* **Exercise brief**
Collect every line in the records below that contains the string "tick", and copy each of those lines in full.
++++++++++
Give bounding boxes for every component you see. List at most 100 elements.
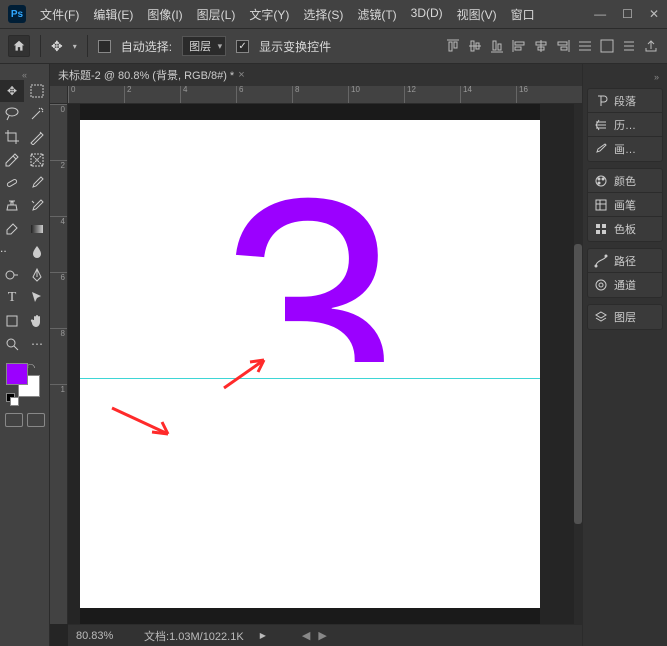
doc-info[interactable]: 文档:1.03M/1022.1K (144, 628, 244, 644)
scrollbar-thumb[interactable] (574, 244, 582, 524)
home-button[interactable] (8, 35, 30, 57)
doc-info-value: 1.03M/1022.1K (169, 631, 244, 643)
panel-paths[interactable]: 路径 (588, 249, 662, 273)
auto-select-mode-dropdown[interactable]: 图层 (182, 36, 226, 56)
separator (40, 35, 41, 57)
quickmask-button[interactable] (5, 413, 23, 427)
auto-select-mode-value: 图层 (189, 38, 211, 54)
menu-filter[interactable]: 滤镜(T) (353, 4, 400, 25)
auto-select-checkbox[interactable] (98, 40, 111, 53)
history-brush-tool[interactable] (25, 195, 49, 217)
panel-label: 路径 (614, 253, 636, 269)
brush-tool[interactable] (25, 172, 49, 194)
menu-select[interactable]: 选择(S) (299, 4, 347, 25)
menu-view[interactable]: 视图(V) (453, 4, 501, 25)
panel-group-text: 段落 历… 画… (587, 88, 663, 162)
menu-edit[interactable]: 编辑(E) (89, 4, 137, 25)
default-colors-icon[interactable] (6, 393, 18, 405)
panel-collapse[interactable]: » (583, 72, 667, 82)
align-hcenter-icon[interactable] (533, 38, 549, 54)
doc-info-label: 文档: (144, 631, 169, 643)
horizontal-guide[interactable] (80, 378, 540, 379)
ruler-origin[interactable] (50, 86, 68, 104)
align-vcenter-icon[interactable] (467, 38, 483, 54)
panel-group-paths: 路径 通道 (587, 248, 663, 298)
screenmode-button[interactable] (27, 413, 45, 427)
move-tool[interactable]: ✥ (0, 80, 24, 102)
menu-file[interactable]: 文件(F) (36, 4, 83, 25)
nav-left[interactable]: ◀ (302, 629, 310, 642)
panel-history[interactable]: 历… (588, 113, 662, 137)
panel-swatches[interactable]: 色板 (588, 217, 662, 241)
frame-tool[interactable] (25, 149, 49, 171)
move-tool-indicator[interactable]: ✥ (51, 38, 63, 55)
close-button[interactable]: ✕ (649, 7, 659, 21)
app-logo: Ps (8, 5, 26, 23)
show-transform-label: 显示变换控件 (259, 38, 331, 55)
document-tab[interactable]: 未标题-2 @ 80.8% (背景, RGB/8#) * (58, 67, 234, 83)
align-bottom-icon[interactable] (489, 38, 505, 54)
ruler-tick: 8 (292, 86, 348, 103)
lasso-tool[interactable] (0, 103, 24, 125)
slice-tool[interactable] (25, 126, 49, 148)
panel-label: 画… (614, 141, 636, 157)
color-swatches: ⤺ (6, 363, 43, 405)
type-tool[interactable]: T (0, 287, 24, 309)
clone-stamp-tool[interactable] (0, 195, 24, 217)
ruler-tick: 0 (50, 104, 67, 160)
zoom-field[interactable]: 80.83% (76, 630, 128, 642)
toolbox-collapse[interactable]: « (0, 70, 49, 80)
ruler-vertical[interactable]: 0 2 4 6 8 1 (50, 104, 68, 624)
minimize-button[interactable]: — (594, 7, 606, 21)
artboard[interactable]: 3 3 (80, 120, 540, 608)
align-right-icon[interactable] (555, 38, 571, 54)
tool-preset-caret[interactable]: ▾ (73, 42, 77, 51)
nav-right[interactable]: ▶ (318, 629, 326, 642)
panel-color[interactable]: 颜色 (588, 169, 662, 193)
path-select-tool[interactable] (25, 287, 49, 309)
menu-layer[interactable]: 图层(L) (193, 4, 240, 25)
menu-type[interactable]: 文字(Y) (245, 4, 293, 25)
ruler-tick: 4 (180, 86, 236, 103)
close-tab-icon[interactable]: × (238, 69, 244, 81)
shape-tool[interactable] (0, 310, 24, 332)
maximize-button[interactable]: ☐ (622, 7, 633, 21)
vertical-scrollbar[interactable] (574, 104, 582, 624)
panel-group-color: 颜色 画笔 色板 (587, 168, 663, 242)
show-transform-checkbox[interactable] (236, 40, 249, 53)
blur-tool[interactable] (25, 241, 49, 263)
menu-image[interactable]: 图像(I) (143, 4, 186, 25)
crop-tool[interactable] (0, 126, 24, 148)
panel-brushes[interactable]: 画笔 (588, 193, 662, 217)
align-top-icon[interactable] (445, 38, 461, 54)
pen-tool[interactable] (25, 264, 49, 286)
share-icon[interactable] (643, 38, 659, 54)
edit-toolbar[interactable]: ⋯ (25, 333, 49, 355)
zoom-tool[interactable] (0, 333, 24, 355)
eyedropper-tool[interactable] (0, 149, 24, 171)
overflow-icon[interactable] (621, 38, 637, 54)
marquee-tool[interactable] (25, 80, 49, 102)
dodge-tool[interactable] (0, 264, 24, 286)
panel-paragraph[interactable]: 段落 (588, 89, 662, 113)
panel-layers[interactable]: 图层 (588, 305, 662, 329)
more-align-icon[interactable] (599, 38, 615, 54)
separator (87, 35, 88, 57)
healing-brush-tool[interactable] (0, 172, 24, 194)
gradient-tool[interactable] (25, 218, 49, 240)
doc-info-caret[interactable]: ▶ (260, 631, 266, 640)
hand-tool[interactable] (25, 310, 49, 332)
panel-brush-settings[interactable]: 画… (588, 137, 662, 161)
distribute-icon[interactable] (577, 38, 593, 54)
foreground-color[interactable] (6, 363, 28, 385)
ruler-horizontal[interactable]: 0 2 4 6 8 10 12 14 16 (68, 86, 582, 104)
magic-wand-tool[interactable] (25, 103, 49, 125)
align-left-icon[interactable] (511, 38, 527, 54)
canvas-viewport[interactable]: 3 3 (68, 104, 582, 624)
eraser-tool[interactable] (0, 218, 24, 240)
toolbox: « ✥ .. T ⋯ ⤺ (0, 64, 50, 646)
menu-window[interactable]: 窗口 (507, 4, 539, 25)
menu-3d[interactable]: 3D(D) (407, 4, 447, 25)
nav-arrows: ◀▶ (302, 629, 327, 642)
panel-channels[interactable]: 通道 (588, 273, 662, 297)
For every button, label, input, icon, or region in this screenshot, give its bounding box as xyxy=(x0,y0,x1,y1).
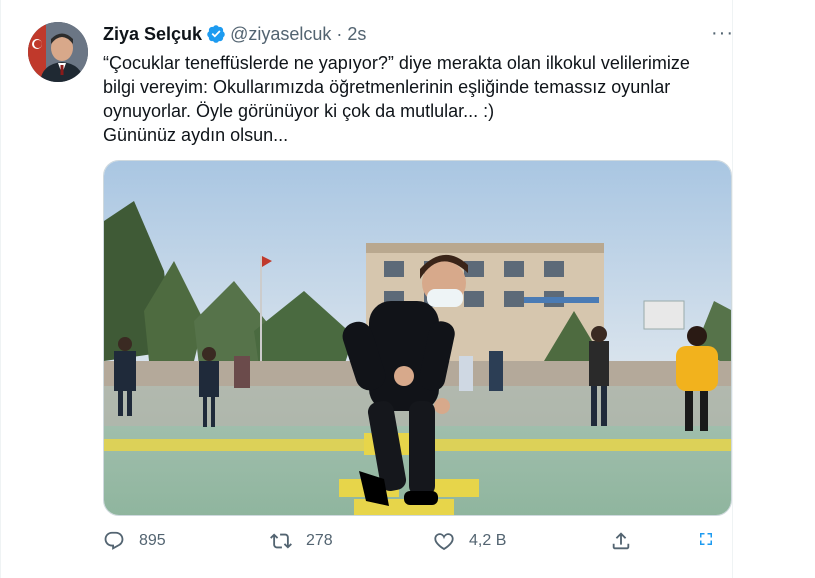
tweet-card: Ziya Selçuk @ziyaselcuk · 2s ··· “Çocukl… xyxy=(0,0,733,578)
retweet-button[interactable]: 278 xyxy=(270,530,333,552)
more-options-icon[interactable]: ··· xyxy=(711,22,734,45)
retweet-count: 278 xyxy=(306,532,333,549)
tweet-text: “Çocuklar teneffüslerde ne yapıyor?” diy… xyxy=(103,51,733,147)
reply-icon xyxy=(104,531,124,550)
author-name[interactable]: Ziya Selçuk xyxy=(103,22,202,46)
tweet-text-line: “Çocuklar teneffüslerde ne yapıyor?” diy… xyxy=(103,53,690,73)
like-button[interactable]: 4,2 B xyxy=(433,530,506,552)
tweet-timestamp[interactable]: 2s xyxy=(347,22,366,46)
avatar[interactable] xyxy=(28,22,88,82)
separator-dot: · xyxy=(336,24,343,44)
tweet-actions: 895 278 4,2 B xyxy=(103,530,723,558)
tweet-photo[interactable] xyxy=(103,160,732,516)
verified-badge-icon xyxy=(206,24,226,44)
tweet-header: Ziya Selçuk @ziyaselcuk · 2s xyxy=(103,22,366,46)
share-button[interactable] xyxy=(610,530,646,552)
retweet-icon xyxy=(270,533,292,549)
expand-button[interactable] xyxy=(697,530,729,548)
tweet-text-line: oynuyorlar. Öyle görünüyor ki çok da mut… xyxy=(103,101,495,121)
share-icon xyxy=(612,532,630,550)
expand-icon xyxy=(700,533,712,545)
reply-button[interactable]: 895 xyxy=(103,530,166,552)
reply-count: 895 xyxy=(139,532,166,549)
author-handle[interactable]: @ziyaselcuk xyxy=(230,22,331,46)
tweet-text-line: Gününüz aydın olsun... xyxy=(103,125,289,145)
tweet-text-line: bilgi vereyim: Okullarımızda öğretmenler… xyxy=(103,77,671,97)
heart-icon xyxy=(434,533,454,551)
like-count: 4,2 B xyxy=(469,532,507,549)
++++++++++
* **Correct output**
ruler-tick: 8 (292, 86, 348, 103)
ruler-tick: 0 (50, 104, 67, 160)
ruler-tick: 4 (180, 86, 236, 103)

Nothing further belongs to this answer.